_Task instructions_:
Work through the data below and give the number of lines holding "Cash", nothing more.

_Given data_:
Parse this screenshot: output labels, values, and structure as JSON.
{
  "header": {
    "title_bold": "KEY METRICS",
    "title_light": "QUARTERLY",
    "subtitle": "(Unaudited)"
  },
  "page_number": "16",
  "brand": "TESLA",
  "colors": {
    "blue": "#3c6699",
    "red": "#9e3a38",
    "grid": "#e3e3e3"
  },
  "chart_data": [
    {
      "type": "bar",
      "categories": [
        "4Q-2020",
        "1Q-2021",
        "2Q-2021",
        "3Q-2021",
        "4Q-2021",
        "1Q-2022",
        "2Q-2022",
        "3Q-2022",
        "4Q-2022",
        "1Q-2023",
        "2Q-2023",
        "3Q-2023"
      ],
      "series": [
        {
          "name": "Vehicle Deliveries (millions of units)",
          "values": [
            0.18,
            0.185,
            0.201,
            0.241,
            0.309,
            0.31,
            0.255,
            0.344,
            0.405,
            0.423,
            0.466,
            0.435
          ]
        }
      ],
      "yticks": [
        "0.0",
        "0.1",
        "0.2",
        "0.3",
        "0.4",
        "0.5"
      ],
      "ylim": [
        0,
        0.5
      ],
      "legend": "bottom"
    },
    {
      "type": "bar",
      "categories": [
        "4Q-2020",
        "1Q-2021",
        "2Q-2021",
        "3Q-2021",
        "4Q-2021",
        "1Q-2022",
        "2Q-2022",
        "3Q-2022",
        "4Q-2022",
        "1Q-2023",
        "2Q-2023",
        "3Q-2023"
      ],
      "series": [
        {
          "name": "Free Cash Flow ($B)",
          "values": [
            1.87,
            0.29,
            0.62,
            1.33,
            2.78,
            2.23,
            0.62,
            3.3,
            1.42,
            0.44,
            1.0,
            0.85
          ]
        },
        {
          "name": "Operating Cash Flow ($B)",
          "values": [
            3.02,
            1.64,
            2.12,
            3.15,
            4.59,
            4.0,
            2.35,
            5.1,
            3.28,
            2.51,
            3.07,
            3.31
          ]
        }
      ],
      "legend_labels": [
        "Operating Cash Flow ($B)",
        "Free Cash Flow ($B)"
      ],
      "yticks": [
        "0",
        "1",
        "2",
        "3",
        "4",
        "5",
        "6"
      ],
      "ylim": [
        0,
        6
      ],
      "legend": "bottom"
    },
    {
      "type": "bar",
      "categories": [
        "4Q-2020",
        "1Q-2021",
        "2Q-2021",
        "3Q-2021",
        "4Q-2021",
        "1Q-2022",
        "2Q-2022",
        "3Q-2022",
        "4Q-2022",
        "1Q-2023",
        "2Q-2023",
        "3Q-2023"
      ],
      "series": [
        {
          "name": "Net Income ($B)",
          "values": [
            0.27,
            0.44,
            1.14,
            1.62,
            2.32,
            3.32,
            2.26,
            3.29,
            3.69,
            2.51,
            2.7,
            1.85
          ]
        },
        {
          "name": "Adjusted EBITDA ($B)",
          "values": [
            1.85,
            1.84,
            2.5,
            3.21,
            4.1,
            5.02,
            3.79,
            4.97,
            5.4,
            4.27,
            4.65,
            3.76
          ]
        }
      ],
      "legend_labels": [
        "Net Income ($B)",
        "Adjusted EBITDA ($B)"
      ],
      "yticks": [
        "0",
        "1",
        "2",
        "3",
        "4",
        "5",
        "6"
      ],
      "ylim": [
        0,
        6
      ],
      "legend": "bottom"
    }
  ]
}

_Final result_:
4